EXERCISE DETAILS: Reproduce the listing below in its entirety. Change nothing.

RECORD SET:
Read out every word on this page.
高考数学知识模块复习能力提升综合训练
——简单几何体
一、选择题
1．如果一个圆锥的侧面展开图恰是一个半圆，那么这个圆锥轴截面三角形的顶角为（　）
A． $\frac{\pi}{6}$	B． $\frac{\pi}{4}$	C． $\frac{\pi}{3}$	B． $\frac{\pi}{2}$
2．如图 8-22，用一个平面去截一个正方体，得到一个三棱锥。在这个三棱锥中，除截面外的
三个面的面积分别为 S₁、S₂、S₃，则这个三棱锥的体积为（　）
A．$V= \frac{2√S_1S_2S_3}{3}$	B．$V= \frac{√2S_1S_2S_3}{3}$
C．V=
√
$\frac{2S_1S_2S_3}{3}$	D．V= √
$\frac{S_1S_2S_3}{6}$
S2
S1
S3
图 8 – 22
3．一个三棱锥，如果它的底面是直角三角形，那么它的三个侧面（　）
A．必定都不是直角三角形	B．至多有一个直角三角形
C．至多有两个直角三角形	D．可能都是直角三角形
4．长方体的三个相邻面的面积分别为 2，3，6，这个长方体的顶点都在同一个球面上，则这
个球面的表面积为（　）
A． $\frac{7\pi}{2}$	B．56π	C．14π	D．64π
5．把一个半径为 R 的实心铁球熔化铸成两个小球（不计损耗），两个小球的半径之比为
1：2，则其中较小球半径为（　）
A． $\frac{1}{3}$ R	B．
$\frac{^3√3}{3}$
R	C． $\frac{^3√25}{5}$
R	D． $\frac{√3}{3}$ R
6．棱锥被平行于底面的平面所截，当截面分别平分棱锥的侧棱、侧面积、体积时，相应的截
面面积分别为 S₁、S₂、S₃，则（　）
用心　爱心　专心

COMPLETE OUTPUT:
Read out every word on this page.
高考数学知识模块复习能力提升综合训练
——简单几何体
一、选择题
1．如果一个圆锥的侧面展开图恰是一个半圆，那么这个圆锥轴截面三角形的顶角为（　）
A． $\frac{\pi}{6}$	B． $\frac{\pi}{4}$	C． $\frac{\pi}{3}$	B． $\frac{\pi}{2}$
2．如图 8-22，用一个平面去截一个正方体，得到一个三棱锥。在这个三棱锥中，除截面外的
三个面的面积分别为 S₁、S₂、S₃，则这个三棱锥的体积为（　）
A．$V= \frac{2√S_1S_2S_3}{3}$	B．$V= \frac{√2S_1S_2S_3}{3}$
C．V=
√
$\frac{2S_1S_2S_3}{3}$	D．V= √
$\frac{S_1S_2S_3}{6}$
S2
S1
S3
图 8 – 22
3．一个三棱锥，如果它的底面是直角三角形，那么它的三个侧面（　）
A．必定都不是直角三角形	B．至多有一个直角三角形
C．至多有两个直角三角形	D．可能都是直角三角形
4．长方体的三个相邻面的面积分别为 2，3，6，这个长方体的顶点都在同一个球面上，则这
个球面的表面积为（　）
A． $\frac{7\pi}{2}$	B．56π	C．14π	D．64π
5．把一个半径为 R 的实心铁球熔化铸成两个小球（不计损耗），两个小球的半径之比为
1：2，则其中较小球半径为（　）
A． $\frac{1}{3}$ R	B．
$\frac{^3√3}{3}$
R	C． $\frac{^3√25}{5}$
R	D． $\frac{√3}{3}$ R
6．棱锥被平行于底面的平面所截，当截面分别平分棱锥的侧棱、侧面积、体积时，相应的截
面面积分别为 S₁、S₂、S₃，则（　）
用心　爱心　专心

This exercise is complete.